__Task prompt__. Of all the lines in these entries, how many contain the string "Personnaliser"? Give only that count.

__Dataset rows__.
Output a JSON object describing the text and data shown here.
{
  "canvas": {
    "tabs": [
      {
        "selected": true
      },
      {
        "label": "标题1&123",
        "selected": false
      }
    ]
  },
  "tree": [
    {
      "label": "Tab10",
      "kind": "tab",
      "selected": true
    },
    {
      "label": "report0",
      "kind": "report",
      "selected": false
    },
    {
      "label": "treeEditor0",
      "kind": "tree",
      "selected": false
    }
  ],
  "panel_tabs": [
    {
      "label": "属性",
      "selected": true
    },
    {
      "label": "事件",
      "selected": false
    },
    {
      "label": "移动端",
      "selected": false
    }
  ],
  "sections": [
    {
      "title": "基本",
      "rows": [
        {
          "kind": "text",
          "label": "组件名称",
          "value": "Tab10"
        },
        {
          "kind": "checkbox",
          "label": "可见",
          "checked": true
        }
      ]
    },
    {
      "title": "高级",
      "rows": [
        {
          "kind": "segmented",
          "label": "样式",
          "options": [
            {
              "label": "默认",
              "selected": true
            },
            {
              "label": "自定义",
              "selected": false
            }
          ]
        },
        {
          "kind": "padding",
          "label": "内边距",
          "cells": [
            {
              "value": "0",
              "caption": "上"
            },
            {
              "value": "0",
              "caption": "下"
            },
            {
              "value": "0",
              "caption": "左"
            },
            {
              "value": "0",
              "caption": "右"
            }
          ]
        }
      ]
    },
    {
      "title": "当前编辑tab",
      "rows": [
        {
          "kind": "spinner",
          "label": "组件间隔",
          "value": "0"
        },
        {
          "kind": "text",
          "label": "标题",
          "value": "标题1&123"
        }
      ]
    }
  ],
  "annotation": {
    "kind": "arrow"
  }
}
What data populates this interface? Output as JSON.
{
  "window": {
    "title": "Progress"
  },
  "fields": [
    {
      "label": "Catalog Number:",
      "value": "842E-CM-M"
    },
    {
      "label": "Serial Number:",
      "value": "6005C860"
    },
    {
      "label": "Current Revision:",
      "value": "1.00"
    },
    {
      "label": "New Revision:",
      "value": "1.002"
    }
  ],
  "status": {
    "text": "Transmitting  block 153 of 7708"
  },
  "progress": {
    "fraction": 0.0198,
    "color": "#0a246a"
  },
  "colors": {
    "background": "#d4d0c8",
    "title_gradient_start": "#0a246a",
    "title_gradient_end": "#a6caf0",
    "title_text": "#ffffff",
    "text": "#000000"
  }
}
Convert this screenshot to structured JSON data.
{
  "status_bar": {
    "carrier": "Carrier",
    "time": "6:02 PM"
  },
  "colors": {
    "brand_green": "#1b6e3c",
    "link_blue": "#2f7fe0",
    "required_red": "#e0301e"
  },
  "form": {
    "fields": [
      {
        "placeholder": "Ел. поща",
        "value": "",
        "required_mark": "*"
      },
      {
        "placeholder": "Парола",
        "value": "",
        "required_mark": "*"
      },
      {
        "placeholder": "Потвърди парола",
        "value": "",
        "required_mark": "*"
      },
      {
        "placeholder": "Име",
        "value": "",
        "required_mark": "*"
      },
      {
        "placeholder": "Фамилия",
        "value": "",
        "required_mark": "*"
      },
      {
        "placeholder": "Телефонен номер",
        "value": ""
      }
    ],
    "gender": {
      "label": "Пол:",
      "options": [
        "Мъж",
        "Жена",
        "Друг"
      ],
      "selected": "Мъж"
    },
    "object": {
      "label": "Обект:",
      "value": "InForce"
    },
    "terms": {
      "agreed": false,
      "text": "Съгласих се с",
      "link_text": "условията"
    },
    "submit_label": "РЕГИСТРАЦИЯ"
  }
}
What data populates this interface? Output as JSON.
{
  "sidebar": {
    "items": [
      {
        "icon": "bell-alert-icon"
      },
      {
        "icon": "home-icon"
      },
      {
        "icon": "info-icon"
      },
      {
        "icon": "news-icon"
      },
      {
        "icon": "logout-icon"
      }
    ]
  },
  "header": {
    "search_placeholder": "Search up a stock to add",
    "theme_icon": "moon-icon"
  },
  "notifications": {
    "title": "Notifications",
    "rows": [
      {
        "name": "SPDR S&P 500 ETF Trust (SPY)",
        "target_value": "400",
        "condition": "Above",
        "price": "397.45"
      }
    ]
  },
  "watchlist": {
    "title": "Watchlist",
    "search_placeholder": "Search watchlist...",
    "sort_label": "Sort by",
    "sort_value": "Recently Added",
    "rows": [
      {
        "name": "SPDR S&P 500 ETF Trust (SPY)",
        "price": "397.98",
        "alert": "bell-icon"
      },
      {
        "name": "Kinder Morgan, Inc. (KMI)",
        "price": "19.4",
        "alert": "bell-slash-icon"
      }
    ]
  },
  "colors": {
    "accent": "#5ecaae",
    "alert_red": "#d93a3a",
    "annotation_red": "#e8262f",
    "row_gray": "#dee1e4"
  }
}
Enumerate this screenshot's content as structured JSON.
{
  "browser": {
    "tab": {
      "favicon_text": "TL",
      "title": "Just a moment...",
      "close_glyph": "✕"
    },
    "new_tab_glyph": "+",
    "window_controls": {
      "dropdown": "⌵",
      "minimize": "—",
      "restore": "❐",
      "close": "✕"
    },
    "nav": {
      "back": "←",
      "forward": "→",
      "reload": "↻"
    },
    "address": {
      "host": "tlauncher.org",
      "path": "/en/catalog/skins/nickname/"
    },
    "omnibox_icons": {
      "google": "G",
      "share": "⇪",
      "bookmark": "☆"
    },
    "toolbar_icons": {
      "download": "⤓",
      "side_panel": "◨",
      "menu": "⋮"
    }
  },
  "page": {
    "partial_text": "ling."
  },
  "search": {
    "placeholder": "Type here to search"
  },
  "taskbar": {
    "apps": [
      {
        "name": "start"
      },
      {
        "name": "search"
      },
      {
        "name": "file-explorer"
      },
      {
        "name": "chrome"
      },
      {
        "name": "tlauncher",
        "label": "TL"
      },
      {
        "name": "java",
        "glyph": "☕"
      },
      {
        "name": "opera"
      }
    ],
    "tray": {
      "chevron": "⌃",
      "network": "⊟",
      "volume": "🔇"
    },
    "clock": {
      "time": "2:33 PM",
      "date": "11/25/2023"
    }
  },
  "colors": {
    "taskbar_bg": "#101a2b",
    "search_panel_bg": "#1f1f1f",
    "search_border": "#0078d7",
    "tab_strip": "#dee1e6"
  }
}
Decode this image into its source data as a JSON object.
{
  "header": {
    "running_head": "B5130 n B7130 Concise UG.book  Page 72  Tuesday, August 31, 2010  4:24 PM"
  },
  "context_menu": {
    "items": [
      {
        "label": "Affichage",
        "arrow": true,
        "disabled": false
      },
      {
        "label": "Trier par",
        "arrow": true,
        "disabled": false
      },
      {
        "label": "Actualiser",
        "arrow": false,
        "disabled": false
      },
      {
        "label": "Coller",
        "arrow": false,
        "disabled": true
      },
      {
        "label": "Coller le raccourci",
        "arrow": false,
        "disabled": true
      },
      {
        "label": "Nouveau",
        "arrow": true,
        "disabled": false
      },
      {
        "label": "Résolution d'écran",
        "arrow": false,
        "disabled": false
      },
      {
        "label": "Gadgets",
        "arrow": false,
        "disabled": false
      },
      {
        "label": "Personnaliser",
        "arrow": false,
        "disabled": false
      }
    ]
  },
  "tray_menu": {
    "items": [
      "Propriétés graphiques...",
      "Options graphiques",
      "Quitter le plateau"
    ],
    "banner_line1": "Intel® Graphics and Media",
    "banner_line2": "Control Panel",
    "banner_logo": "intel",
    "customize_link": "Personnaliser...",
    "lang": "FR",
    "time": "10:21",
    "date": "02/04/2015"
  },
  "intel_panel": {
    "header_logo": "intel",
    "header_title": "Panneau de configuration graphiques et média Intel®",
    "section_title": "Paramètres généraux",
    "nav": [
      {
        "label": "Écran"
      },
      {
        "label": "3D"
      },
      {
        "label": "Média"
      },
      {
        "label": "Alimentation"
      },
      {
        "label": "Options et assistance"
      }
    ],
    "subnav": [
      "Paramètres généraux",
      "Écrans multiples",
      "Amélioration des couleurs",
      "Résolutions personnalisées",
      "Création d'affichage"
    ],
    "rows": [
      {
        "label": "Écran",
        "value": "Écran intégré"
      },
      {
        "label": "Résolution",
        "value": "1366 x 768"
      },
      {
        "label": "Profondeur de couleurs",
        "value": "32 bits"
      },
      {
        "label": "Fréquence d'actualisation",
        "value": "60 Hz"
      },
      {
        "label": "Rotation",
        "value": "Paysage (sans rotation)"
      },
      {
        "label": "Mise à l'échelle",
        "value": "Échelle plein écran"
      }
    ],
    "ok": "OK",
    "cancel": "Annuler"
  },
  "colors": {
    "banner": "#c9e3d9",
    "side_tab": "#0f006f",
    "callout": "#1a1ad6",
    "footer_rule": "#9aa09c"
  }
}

__Solution for this problem__. 2